■ Directions for this task ■
Go through the material underneath and show every line where the string "elements" occurs.
BEGIN Records provided
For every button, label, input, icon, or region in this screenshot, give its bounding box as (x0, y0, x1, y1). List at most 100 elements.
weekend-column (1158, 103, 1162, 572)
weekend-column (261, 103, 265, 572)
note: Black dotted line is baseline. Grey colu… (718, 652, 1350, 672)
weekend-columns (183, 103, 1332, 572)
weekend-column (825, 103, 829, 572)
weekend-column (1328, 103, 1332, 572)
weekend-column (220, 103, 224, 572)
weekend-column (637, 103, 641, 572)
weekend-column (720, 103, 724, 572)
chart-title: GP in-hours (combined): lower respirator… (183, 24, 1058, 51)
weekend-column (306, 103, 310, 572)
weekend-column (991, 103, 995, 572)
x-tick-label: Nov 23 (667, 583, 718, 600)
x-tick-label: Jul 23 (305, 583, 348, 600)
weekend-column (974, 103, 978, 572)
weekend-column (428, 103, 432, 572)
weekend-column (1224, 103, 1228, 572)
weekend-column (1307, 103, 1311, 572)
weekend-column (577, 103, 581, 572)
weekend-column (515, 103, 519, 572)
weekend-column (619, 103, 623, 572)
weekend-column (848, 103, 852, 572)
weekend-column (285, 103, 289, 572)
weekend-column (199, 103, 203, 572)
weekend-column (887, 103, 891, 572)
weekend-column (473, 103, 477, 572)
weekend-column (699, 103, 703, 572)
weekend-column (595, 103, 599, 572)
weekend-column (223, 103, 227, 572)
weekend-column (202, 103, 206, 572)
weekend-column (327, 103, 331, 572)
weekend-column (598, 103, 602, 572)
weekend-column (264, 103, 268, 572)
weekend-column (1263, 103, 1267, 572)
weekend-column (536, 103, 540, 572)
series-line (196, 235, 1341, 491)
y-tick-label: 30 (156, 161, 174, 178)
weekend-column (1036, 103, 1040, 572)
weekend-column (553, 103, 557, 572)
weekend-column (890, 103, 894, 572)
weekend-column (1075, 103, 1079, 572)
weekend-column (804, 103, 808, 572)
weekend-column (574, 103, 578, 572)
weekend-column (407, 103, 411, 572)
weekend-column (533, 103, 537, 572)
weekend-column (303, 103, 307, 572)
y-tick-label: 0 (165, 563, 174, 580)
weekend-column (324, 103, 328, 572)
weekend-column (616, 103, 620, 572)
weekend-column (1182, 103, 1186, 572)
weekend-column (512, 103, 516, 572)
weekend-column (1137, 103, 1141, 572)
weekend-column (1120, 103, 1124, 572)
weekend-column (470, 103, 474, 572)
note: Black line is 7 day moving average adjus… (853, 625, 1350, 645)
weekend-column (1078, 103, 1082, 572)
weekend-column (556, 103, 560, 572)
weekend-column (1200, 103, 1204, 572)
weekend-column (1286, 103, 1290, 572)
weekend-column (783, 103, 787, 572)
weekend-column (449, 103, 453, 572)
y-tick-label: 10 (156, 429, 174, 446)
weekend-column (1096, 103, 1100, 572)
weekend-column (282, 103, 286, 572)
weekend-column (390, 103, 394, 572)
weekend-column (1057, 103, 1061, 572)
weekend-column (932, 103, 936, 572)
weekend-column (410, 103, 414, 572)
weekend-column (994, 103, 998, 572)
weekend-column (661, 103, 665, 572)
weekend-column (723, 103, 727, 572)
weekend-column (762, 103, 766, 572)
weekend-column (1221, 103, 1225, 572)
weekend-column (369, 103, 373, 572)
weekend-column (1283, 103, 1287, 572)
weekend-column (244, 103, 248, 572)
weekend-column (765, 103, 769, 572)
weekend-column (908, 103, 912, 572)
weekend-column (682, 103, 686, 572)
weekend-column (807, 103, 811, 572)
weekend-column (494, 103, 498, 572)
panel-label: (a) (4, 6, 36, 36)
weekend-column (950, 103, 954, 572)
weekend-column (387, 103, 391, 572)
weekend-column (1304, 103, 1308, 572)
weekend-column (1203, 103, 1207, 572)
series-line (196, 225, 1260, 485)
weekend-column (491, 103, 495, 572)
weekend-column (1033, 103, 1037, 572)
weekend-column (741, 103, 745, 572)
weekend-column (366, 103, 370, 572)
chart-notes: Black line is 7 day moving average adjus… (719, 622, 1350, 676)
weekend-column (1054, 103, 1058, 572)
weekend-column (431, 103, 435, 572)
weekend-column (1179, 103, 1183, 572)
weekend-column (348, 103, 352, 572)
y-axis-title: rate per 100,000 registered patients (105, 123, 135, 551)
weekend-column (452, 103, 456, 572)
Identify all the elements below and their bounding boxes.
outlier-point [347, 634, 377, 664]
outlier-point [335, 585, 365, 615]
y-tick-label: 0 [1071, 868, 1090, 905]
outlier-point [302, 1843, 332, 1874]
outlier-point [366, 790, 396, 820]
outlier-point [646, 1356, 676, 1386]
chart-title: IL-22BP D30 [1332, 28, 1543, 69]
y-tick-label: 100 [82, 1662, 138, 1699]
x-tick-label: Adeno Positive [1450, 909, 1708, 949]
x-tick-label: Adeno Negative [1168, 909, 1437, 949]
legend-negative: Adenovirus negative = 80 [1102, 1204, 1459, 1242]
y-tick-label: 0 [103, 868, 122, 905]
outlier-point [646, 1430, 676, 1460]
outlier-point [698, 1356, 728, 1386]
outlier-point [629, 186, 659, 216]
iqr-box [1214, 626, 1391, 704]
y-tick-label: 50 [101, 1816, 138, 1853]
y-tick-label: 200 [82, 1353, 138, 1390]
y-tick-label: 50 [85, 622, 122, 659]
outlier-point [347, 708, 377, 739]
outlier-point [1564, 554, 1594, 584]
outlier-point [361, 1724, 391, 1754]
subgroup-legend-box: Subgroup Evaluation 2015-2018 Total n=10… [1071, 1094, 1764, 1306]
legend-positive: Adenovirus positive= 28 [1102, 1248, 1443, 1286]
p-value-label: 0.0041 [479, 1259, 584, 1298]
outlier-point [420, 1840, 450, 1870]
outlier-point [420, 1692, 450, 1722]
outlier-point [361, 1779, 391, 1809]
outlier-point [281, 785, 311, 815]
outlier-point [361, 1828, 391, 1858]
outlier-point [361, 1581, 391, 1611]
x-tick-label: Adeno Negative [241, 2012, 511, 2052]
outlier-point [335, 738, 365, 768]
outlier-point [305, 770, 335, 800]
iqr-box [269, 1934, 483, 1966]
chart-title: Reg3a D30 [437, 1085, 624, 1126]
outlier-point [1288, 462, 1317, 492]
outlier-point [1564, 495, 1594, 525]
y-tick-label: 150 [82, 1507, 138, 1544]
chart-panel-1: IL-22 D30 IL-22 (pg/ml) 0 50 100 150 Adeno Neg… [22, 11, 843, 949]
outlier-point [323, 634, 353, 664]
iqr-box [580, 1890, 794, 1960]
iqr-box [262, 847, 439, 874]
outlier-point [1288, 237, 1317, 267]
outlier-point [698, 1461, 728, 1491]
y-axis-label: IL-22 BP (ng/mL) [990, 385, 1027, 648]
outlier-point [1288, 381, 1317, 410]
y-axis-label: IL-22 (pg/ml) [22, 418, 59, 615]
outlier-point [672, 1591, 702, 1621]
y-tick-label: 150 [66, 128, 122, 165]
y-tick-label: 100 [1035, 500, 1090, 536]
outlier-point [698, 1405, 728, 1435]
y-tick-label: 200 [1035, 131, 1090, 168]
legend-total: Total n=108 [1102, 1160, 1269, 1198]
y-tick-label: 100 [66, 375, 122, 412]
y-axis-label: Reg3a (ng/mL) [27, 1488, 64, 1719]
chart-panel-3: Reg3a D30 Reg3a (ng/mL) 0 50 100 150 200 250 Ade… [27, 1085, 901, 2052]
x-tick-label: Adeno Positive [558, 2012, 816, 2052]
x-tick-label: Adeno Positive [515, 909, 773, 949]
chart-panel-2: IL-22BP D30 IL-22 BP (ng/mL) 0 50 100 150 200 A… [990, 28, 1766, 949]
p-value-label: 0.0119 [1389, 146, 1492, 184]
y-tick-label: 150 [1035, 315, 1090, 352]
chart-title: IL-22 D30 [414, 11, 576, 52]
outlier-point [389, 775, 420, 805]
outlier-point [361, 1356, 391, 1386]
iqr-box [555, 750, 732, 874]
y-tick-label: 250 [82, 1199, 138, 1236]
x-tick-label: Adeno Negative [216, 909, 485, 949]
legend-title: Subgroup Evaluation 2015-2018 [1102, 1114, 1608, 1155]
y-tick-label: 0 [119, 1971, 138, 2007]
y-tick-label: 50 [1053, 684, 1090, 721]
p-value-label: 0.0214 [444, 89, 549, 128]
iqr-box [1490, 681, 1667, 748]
END Records provided
■ Final answer ■
For every button, label, input, icon, or region in this screenshot, give its bounding box as (x0, y0, x1, y1). List at most 100 elements.
Identify all the elements below and their bounding boxes.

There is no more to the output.